--- Start ---

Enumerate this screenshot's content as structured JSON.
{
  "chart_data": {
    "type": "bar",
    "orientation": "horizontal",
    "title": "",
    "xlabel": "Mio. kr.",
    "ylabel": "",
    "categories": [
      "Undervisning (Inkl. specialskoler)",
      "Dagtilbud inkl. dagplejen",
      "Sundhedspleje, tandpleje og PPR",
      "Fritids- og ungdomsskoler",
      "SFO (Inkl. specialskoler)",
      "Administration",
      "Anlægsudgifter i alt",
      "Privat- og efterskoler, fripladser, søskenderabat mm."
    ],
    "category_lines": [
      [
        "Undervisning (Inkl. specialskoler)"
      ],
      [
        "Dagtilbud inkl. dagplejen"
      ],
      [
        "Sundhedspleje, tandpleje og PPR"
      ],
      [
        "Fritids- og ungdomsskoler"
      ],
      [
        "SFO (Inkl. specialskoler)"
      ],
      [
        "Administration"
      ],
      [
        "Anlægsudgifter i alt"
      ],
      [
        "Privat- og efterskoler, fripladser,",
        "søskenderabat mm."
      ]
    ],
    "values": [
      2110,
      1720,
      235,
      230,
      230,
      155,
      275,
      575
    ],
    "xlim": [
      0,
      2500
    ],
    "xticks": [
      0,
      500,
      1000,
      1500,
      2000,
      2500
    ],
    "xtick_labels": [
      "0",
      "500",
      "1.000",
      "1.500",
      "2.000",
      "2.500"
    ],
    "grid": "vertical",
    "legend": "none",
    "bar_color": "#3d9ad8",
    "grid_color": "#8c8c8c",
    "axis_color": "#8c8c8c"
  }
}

--- End ---

Using the records above, list each line that includes "tandpleje".

Written response:
      "Sundhedspleje, tandpleje og PPR",
        "Sundhedspleje, tandpleje og PPR"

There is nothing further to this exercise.